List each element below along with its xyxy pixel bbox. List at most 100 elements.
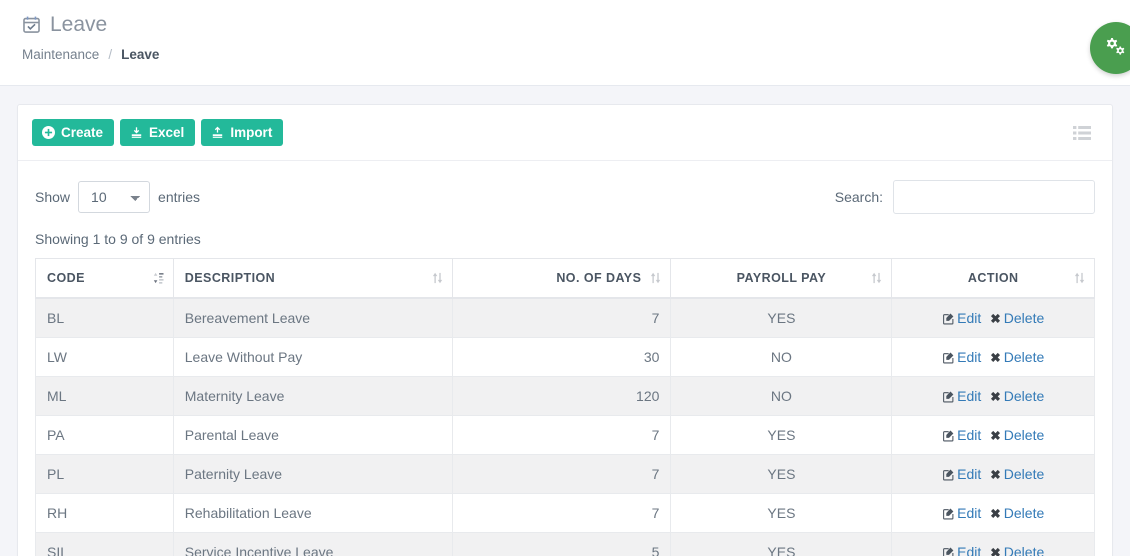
delete-link[interactable]: Delete xyxy=(1004,388,1044,404)
delete-link[interactable]: Delete xyxy=(1004,349,1044,365)
show-label: Show xyxy=(35,189,71,205)
search-label: Search: xyxy=(834,189,883,205)
column-header-no-of-days[interactable]: NO. OF DAYS xyxy=(452,258,672,299)
cell-action: Edit ✖ Delete xyxy=(891,415,1095,455)
cell-payroll-pay: YES xyxy=(670,415,893,455)
edit-link-label: Edit xyxy=(957,310,982,326)
cell-no-of-days: 7 xyxy=(452,297,672,338)
search-control: Search: xyxy=(835,180,1095,214)
column-header-code[interactable]: CODE xyxy=(35,258,174,299)
edit-link-label: Edit xyxy=(957,505,982,521)
cell-code: BL xyxy=(35,297,174,338)
content-wrapper: Create Excel Import Show 10 entries Sear… xyxy=(0,86,1130,556)
edit-link[interactable]: Edit xyxy=(942,544,981,556)
pencil-square-icon xyxy=(942,349,957,365)
breadcrumb: Maintenance / Leave xyxy=(22,47,1106,62)
edit-link[interactable]: Edit xyxy=(942,388,981,404)
edit-link[interactable]: Edit xyxy=(942,310,981,326)
edit-link[interactable]: Edit xyxy=(942,349,981,365)
excel-export-button-label: Excel xyxy=(149,124,185,140)
cell-code: ML xyxy=(35,376,174,416)
pencil-square-icon xyxy=(942,505,957,521)
leave-table: CODE DESCRIPTION NO. OF DAYS PAYROLL PAY… xyxy=(35,258,1095,556)
cell-code: RH xyxy=(35,493,174,533)
edit-link-label: Edit xyxy=(957,388,982,404)
page-length-select[interactable]: 10 25 50 100 xyxy=(78,181,151,213)
import-button[interactable]: Import xyxy=(201,118,284,147)
excel-export-button[interactable]: Excel xyxy=(120,118,196,147)
cell-no-of-days: 5 xyxy=(452,532,672,556)
delete-link-label: Delete xyxy=(1003,349,1045,365)
times-icon: ✖ xyxy=(990,351,1001,365)
pencil-square-icon xyxy=(942,544,957,556)
cell-action: Edit ✖ Delete xyxy=(891,376,1095,416)
column-header-payroll-pay[interactable]: PAYROLL PAY xyxy=(670,258,893,299)
cogs-icon xyxy=(1105,36,1127,61)
times-icon: ✖ xyxy=(990,546,1001,556)
delete-link[interactable]: Delete xyxy=(1004,427,1044,443)
delete-link-label: Delete xyxy=(1003,310,1045,326)
table-header-row: CODE DESCRIPTION NO. OF DAYS PAYROLL PAY… xyxy=(35,258,1095,299)
cell-payroll-pay: YES xyxy=(670,454,893,494)
column-header-no-of-days-label: NO. OF DAYS xyxy=(556,271,642,285)
table-row: LW Leave Without Pay 30 NO Edit ✖ Delete xyxy=(35,337,1095,377)
cell-action: Edit ✖ Delete xyxy=(891,297,1095,338)
calendar-check-icon xyxy=(22,15,41,34)
cell-code: LW xyxy=(35,337,174,377)
entries-label: entries xyxy=(158,189,201,205)
delete-link-label: Delete xyxy=(1003,427,1045,443)
pencil-square-icon xyxy=(942,466,957,482)
table-head: CODE DESCRIPTION NO. OF DAYS PAYROLL PAY… xyxy=(35,258,1095,299)
cell-no-of-days: 7 xyxy=(452,415,672,455)
delete-link-label: Delete xyxy=(1003,388,1045,404)
delete-link[interactable]: Delete xyxy=(1004,544,1044,556)
delete-link[interactable]: Delete xyxy=(1004,466,1044,482)
table-row: PL Paternity Leave 7 YES Edit ✖ Delete xyxy=(35,454,1095,494)
page-header: Leave Maintenance / Leave xyxy=(0,0,1130,86)
leave-card: Create Excel Import Show 10 entries Sear… xyxy=(17,104,1113,556)
sort-neutral-icon xyxy=(432,272,443,285)
create-button[interactable]: Create xyxy=(32,118,115,147)
table-row: BL Bereavement Leave 7 YES Edit ✖ Delete xyxy=(35,297,1095,338)
table-body: BL Bereavement Leave 7 YES Edit ✖ Delete LW Leav… xyxy=(35,297,1095,556)
edit-link-label: Edit xyxy=(957,427,982,443)
edit-link[interactable]: Edit xyxy=(942,466,981,482)
page-title: Leave xyxy=(22,14,1106,35)
sort-neutral-icon xyxy=(650,272,661,285)
pencil-square-icon xyxy=(942,388,957,404)
column-header-payroll-pay-label: PAYROLL PAY xyxy=(736,271,827,285)
cell-no-of-days: 7 xyxy=(452,493,672,533)
cell-description: Rehabilitation Leave xyxy=(172,493,454,533)
cell-description: Service Incentive Leave xyxy=(172,532,454,556)
times-icon: ✖ xyxy=(990,312,1001,326)
cell-action: Edit ✖ Delete xyxy=(891,532,1095,556)
column-header-action-label: ACTION xyxy=(967,271,1019,285)
edit-link[interactable]: Edit xyxy=(942,427,981,443)
edit-link-label: Edit xyxy=(957,466,982,482)
delete-link-label: Delete xyxy=(1003,466,1045,482)
edit-link-label: Edit xyxy=(957,349,982,365)
delete-link[interactable]: Delete xyxy=(1004,310,1044,326)
breadcrumb-item-maintenance[interactable]: Maintenance xyxy=(22,47,99,62)
edit-link[interactable]: Edit xyxy=(942,505,981,521)
cell-description: Paternity Leave xyxy=(172,454,454,494)
page-length-control: Show 10 25 50 100 entries xyxy=(35,181,200,213)
sort-neutral-icon xyxy=(871,272,882,285)
sort-asc-active-icon xyxy=(153,272,164,285)
settings-fab-button[interactable] xyxy=(1090,22,1130,74)
cell-description: Parental Leave xyxy=(172,415,454,455)
list-icon[interactable] xyxy=(1069,121,1095,144)
column-header-code-label: CODE xyxy=(47,271,85,285)
search-input[interactable] xyxy=(893,180,1095,214)
cell-no-of-days: 30 xyxy=(452,337,672,377)
column-header-description-label: DESCRIPTION xyxy=(184,271,276,285)
delete-link[interactable]: Delete xyxy=(1004,505,1044,521)
column-header-description[interactable]: DESCRIPTION xyxy=(172,258,454,299)
column-header-action[interactable]: ACTION xyxy=(891,258,1095,299)
datatable-controls: Show 10 25 50 100 entries Search: xyxy=(35,177,1095,217)
cell-action: Edit ✖ Delete xyxy=(891,337,1095,377)
cell-payroll-pay: YES xyxy=(670,297,893,338)
delete-link-label: Delete xyxy=(1003,505,1045,521)
cell-code: PL xyxy=(35,454,174,494)
datatable-info: Showing 1 to 9 of 9 entries xyxy=(35,231,201,247)
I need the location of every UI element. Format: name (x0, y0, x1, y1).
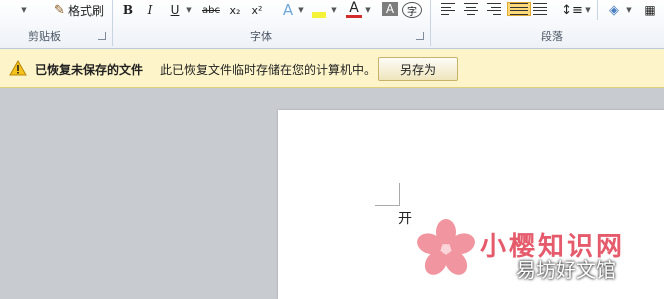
underline-dropdown[interactable]: ▼ (184, 0, 194, 20)
line-spacing-button[interactable]: ↕≡ (561, 0, 583, 20)
warning-icon (9, 60, 27, 76)
enclose-characters-button[interactable]: 字 (402, 2, 422, 18)
group-divider (112, 0, 113, 46)
cherry-blossom-logo-icon (417, 219, 475, 275)
borders-button[interactable]: ▦ (640, 0, 660, 20)
font-group-label: 字体 (250, 30, 272, 43)
paint-bucket-icon: ◈ (609, 2, 619, 18)
recovered-file-message-bar: 已恢复未保存的文件 此已恢复文件临时存储在您的计算机中。 另存为 (0, 49, 664, 88)
subscript-button[interactable]: x₂ (226, 0, 244, 20)
bold-button[interactable]: B (120, 0, 136, 20)
paste-dropdown[interactable]: ▼ (18, 0, 30, 20)
watermark-subtitle: 易坊好文馆 (516, 258, 616, 282)
group-divider (597, 0, 598, 20)
font-color-button[interactable]: A (346, 0, 362, 18)
highlight-button[interactable] (310, 0, 328, 20)
format-painter-label: 格式刷 (67, 3, 104, 18)
format-painter-icon: ✎ (54, 2, 65, 18)
char-shading-button[interactable]: A (382, 2, 398, 16)
paragraph-group-label: 段落 (541, 30, 563, 43)
borders-icon: ▦ (644, 3, 656, 17)
highlighter-icon (312, 12, 326, 18)
line-spacing-icon: ↕≡ (561, 2, 583, 18)
italic-button[interactable]: I (143, 0, 157, 20)
distributed-button[interactable] (533, 3, 547, 15)
text-effect-dropdown[interactable]: ▼ (297, 0, 305, 20)
clipboard-dialog-launcher[interactable] (98, 32, 106, 40)
ribbon: ▼ ✎ 格式刷 剪贴板 B I U ▼ abc x₂ x² A ▼ ▼ A ▼ … (0, 0, 664, 49)
clipboard-group-label: 剪贴板 (28, 30, 61, 43)
save-as-button[interactable]: 另存为 (378, 57, 458, 81)
underline-button[interactable]: U (168, 0, 182, 20)
font-color-dropdown[interactable]: ▼ (364, 0, 372, 20)
font-dialog-launcher[interactable] (416, 32, 424, 40)
line-spacing-dropdown[interactable]: ▼ (584, 0, 592, 20)
strikethrough-button[interactable]: abc (200, 0, 222, 20)
message-text: 此已恢复文件临时存储在您的计算机中。 (160, 63, 377, 77)
format-painter-button[interactable]: ✎ 格式刷 (48, 0, 110, 20)
justify-button[interactable] (507, 2, 531, 16)
message-title: 已恢复未保存的文件 (35, 63, 144, 77)
align-center-button[interactable] (464, 3, 478, 15)
align-right-button[interactable] (487, 3, 501, 15)
shading-button[interactable]: ◈ (605, 0, 623, 20)
group-divider (430, 0, 431, 46)
text-effect-button[interactable]: A (280, 0, 296, 20)
superscript-button[interactable]: x² (248, 0, 266, 20)
margin-corner-mark (375, 183, 400, 206)
align-left-button[interactable] (441, 3, 455, 15)
document-text[interactable]: 开 (398, 208, 412, 228)
shading-dropdown[interactable]: ▼ (625, 0, 633, 20)
highlight-dropdown[interactable]: ▼ (330, 0, 338, 20)
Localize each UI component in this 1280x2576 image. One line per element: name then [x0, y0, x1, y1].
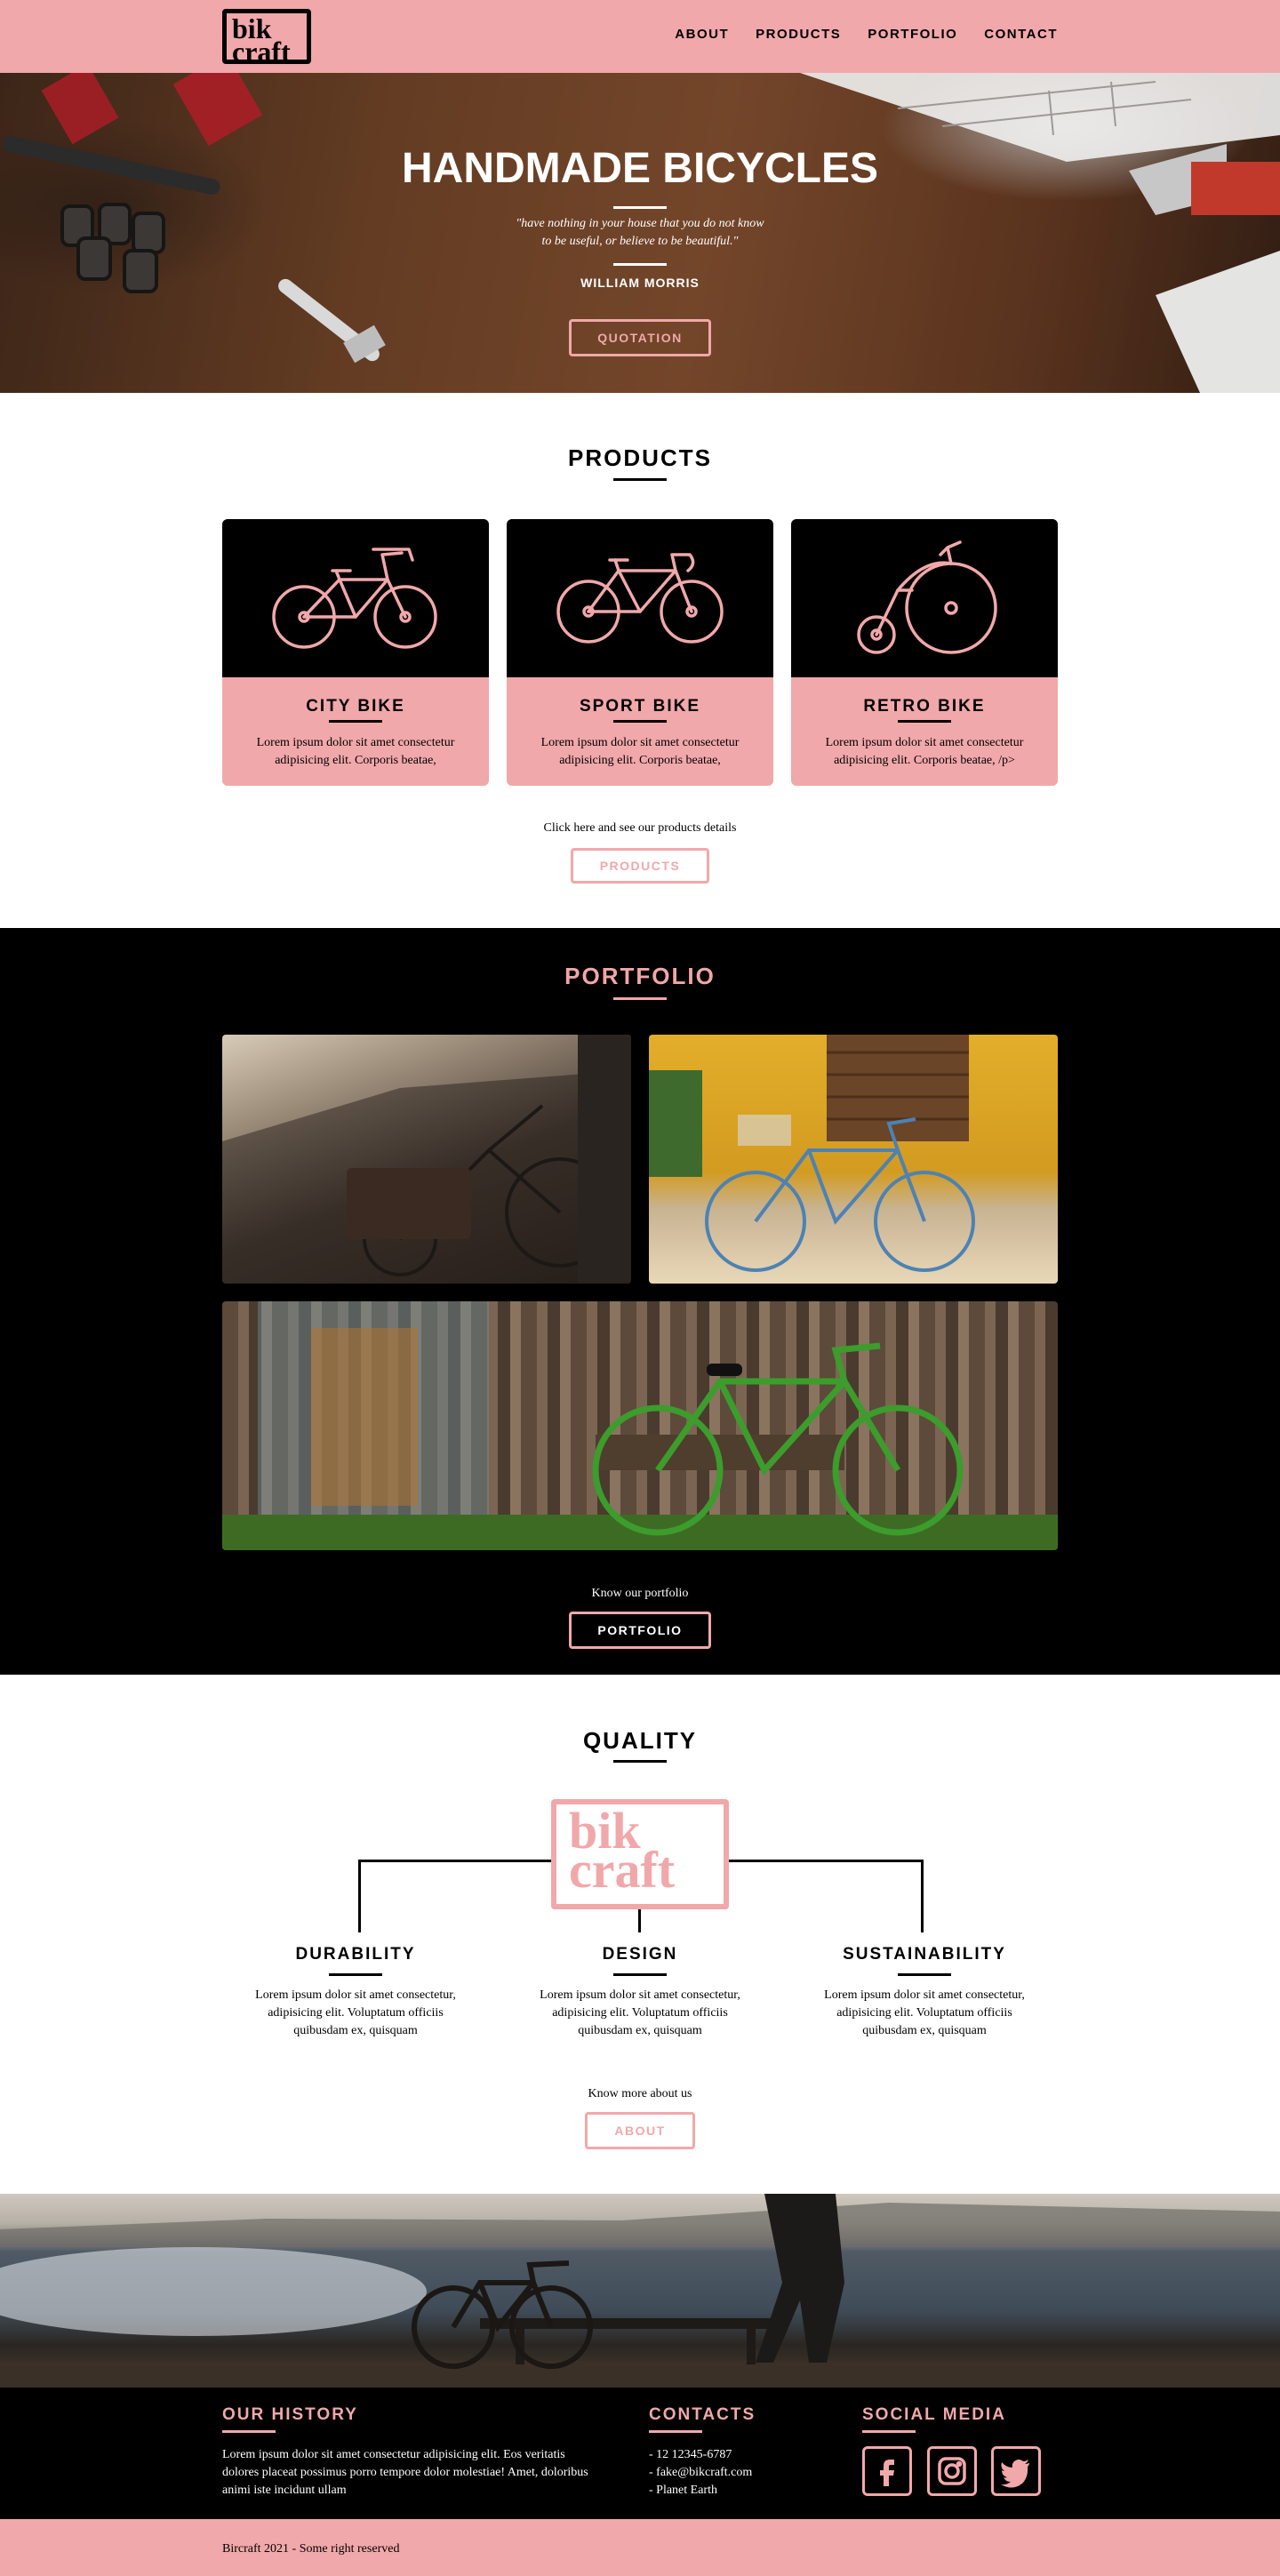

········

_WRITTEN INSTRUCTION:_ Select every line of the material that contains the string "font", matching case exactly.

_FINAL ANSWER:_
font-group-label: 字体 (250, 30, 272, 43)
font-color-button[interactable]: A (346, 0, 362, 18)
font-color-dropdown[interactable]: ▼ (364, 0, 372, 20)
font-dialog-launcher[interactable] (416, 32, 424, 40)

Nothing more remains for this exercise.